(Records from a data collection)
----
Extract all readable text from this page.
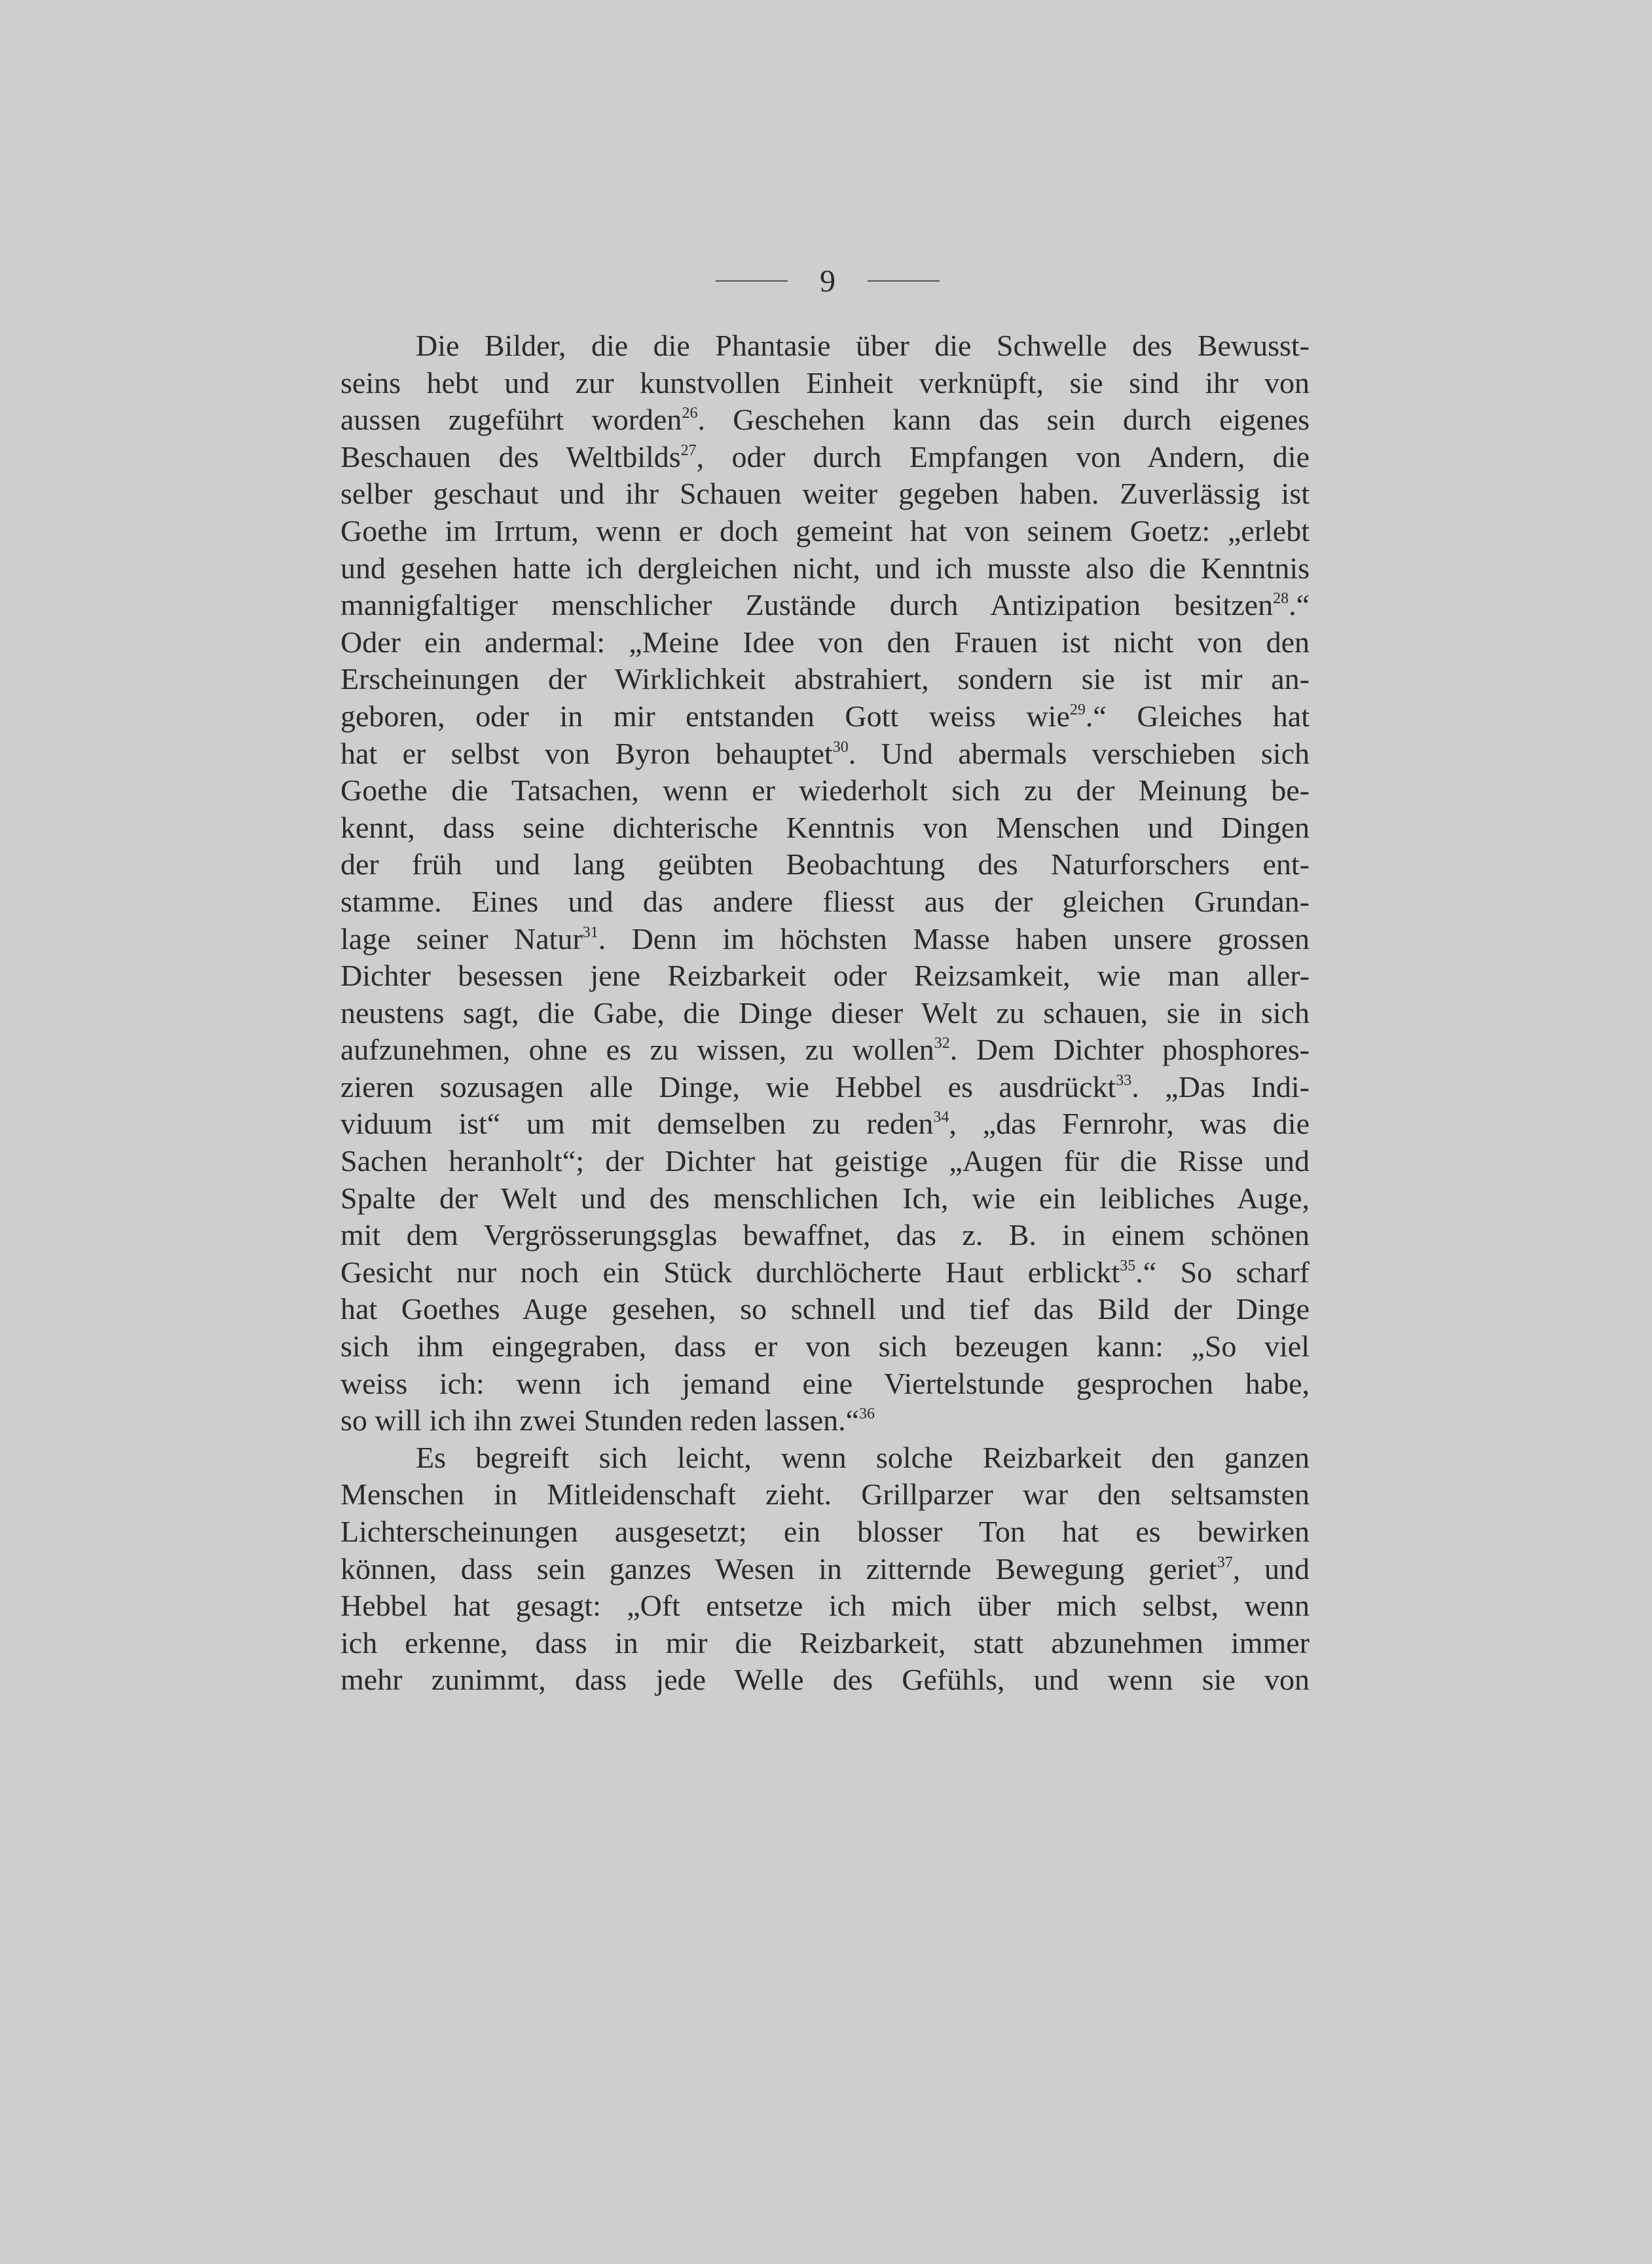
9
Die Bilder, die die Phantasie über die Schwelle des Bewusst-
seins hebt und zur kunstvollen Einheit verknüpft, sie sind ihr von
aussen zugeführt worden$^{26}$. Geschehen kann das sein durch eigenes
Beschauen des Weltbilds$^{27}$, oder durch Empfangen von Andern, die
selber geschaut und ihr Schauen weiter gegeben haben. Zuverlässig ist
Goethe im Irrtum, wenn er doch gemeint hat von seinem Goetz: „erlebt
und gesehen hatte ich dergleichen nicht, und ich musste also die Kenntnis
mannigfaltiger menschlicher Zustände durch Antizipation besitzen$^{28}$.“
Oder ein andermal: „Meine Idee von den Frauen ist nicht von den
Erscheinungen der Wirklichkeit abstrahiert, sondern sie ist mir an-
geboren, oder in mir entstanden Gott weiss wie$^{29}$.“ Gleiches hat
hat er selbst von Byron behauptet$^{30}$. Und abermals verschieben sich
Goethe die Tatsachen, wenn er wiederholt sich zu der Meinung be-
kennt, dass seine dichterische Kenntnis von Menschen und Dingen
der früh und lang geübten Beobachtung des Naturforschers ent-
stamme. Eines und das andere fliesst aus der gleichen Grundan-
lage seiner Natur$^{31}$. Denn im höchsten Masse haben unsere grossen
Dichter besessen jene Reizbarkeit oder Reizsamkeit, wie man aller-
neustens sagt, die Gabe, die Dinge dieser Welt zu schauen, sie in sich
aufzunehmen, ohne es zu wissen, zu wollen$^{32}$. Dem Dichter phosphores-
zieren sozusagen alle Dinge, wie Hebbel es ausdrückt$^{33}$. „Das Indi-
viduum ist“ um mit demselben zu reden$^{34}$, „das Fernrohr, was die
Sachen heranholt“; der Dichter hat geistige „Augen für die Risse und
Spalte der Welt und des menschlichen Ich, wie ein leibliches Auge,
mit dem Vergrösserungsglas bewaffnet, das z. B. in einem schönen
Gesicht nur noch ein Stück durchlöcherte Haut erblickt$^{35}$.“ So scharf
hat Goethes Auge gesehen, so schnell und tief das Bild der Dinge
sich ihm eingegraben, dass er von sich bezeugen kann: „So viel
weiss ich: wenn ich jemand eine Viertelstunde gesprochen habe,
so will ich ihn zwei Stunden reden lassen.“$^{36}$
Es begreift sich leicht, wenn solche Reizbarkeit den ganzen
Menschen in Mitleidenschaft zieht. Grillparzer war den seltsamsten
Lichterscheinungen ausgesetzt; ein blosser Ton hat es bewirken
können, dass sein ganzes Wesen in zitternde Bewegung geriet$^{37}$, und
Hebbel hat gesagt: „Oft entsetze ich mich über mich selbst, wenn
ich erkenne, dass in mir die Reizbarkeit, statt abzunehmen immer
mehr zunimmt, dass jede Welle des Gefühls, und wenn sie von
----
Search the data above for the word "weiss", then gather each line in which it appears.

geboren, oder in mir entstanden Gott weiss wie$^{29}$.“ Gleiches hat
weiss ich: wenn ich jemand eine Viertelstunde gesprochen habe,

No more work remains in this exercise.